Copy out every line of the items below word for word, and leave the pictures out.

[start of Entries provided]

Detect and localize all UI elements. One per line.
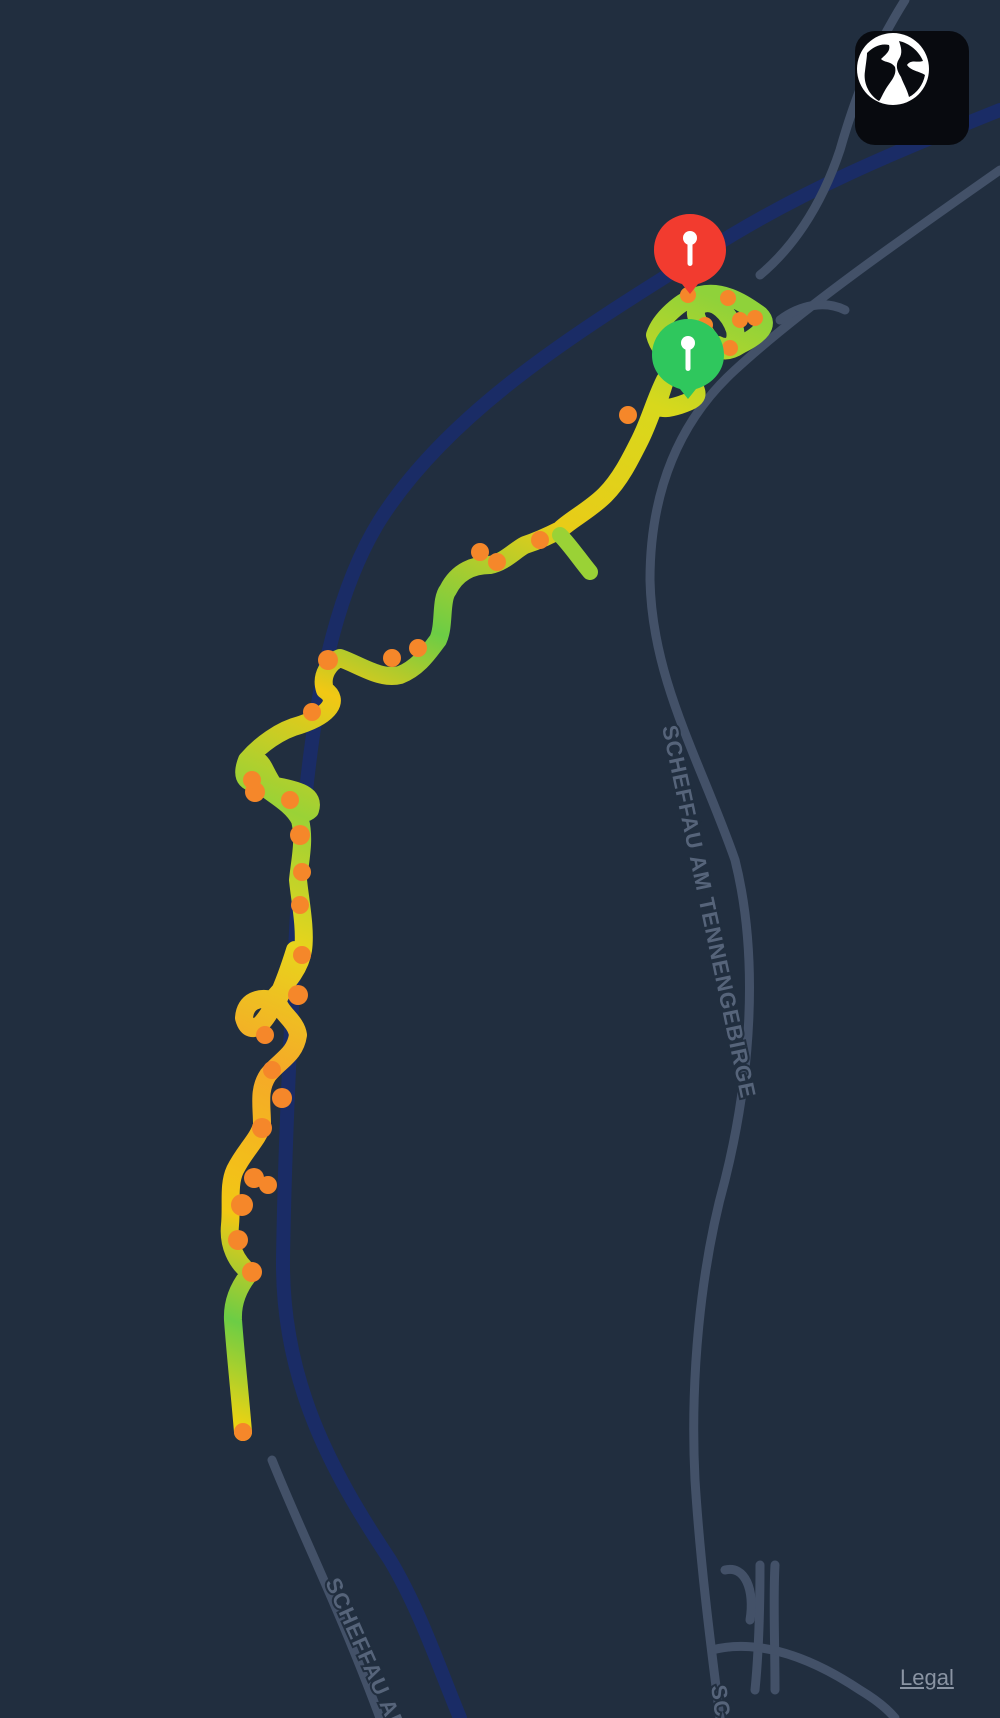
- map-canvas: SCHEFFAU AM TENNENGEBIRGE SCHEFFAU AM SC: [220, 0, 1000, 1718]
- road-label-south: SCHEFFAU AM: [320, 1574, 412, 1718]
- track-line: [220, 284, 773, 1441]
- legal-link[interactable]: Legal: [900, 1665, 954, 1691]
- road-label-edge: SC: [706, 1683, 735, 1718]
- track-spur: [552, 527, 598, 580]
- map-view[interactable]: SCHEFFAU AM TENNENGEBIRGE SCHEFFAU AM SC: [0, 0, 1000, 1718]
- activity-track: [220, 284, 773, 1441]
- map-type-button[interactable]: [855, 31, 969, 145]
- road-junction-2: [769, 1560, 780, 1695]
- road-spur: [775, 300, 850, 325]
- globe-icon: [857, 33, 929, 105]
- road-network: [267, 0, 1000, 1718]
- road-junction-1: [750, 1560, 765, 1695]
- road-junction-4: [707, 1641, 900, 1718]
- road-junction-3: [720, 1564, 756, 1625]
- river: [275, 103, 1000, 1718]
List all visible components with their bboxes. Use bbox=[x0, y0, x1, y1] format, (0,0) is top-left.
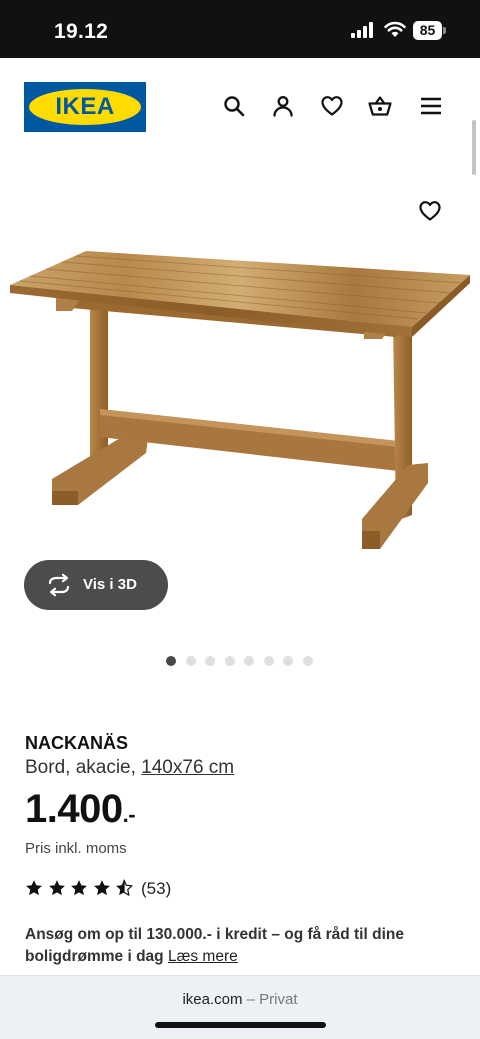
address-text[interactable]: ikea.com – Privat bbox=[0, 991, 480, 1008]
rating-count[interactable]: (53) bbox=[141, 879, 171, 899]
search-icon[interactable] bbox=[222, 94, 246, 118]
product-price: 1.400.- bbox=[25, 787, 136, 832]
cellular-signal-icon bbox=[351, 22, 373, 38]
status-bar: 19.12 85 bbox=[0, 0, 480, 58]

[end of Entries provided]

** Output for this task **
Detect and localize all UI elements. One per line.
- map-canvas: SCHEFFAU AM TENNENGEBIRGE SCHEFFAU AM SC: [220, 0, 1000, 1718]
- road-label-south: SCHEFFAU AM: [320, 1574, 412, 1718]
- track-line: [220, 284, 773, 1441]
- legal-link[interactable]: Legal: [900, 1665, 954, 1691]
- road-label-edge: SC: [706, 1683, 735, 1718]
- track-spur: [552, 527, 598, 580]
- map-view[interactable]: SCHEFFAU AM TENNENGEBIRGE SCHEFFAU AM SC: [0, 0, 1000, 1718]
- activity-track: [220, 284, 773, 1441]
- map-type-button[interactable]: [855, 31, 969, 145]
- road-junction-2: [769, 1560, 780, 1695]
- road-spur: [775, 300, 850, 325]
- globe-icon: [857, 33, 929, 105]
- road-network: [267, 0, 1000, 1718]
- road-junction-1: [750, 1560, 765, 1695]
- road-junction-4: [707, 1641, 900, 1718]
- road-junction-3: [720, 1564, 756, 1625]
- river: [275, 103, 1000, 1718]
List all visible components with their bboxes. Use bbox=[x0, y0, x1, y1] format, (0,0) is top-left.
address-text[interactable]: ikea.com – Privat bbox=[0, 991, 480, 1008]
rating-count[interactable]: (53) bbox=[141, 879, 171, 899]
search-icon[interactable] bbox=[222, 94, 246, 118]
product-price: 1.400.- bbox=[25, 787, 136, 832]
cellular-signal-icon bbox=[351, 22, 373, 38]
status-bar: 19.12 85 bbox=[0, 0, 480, 58]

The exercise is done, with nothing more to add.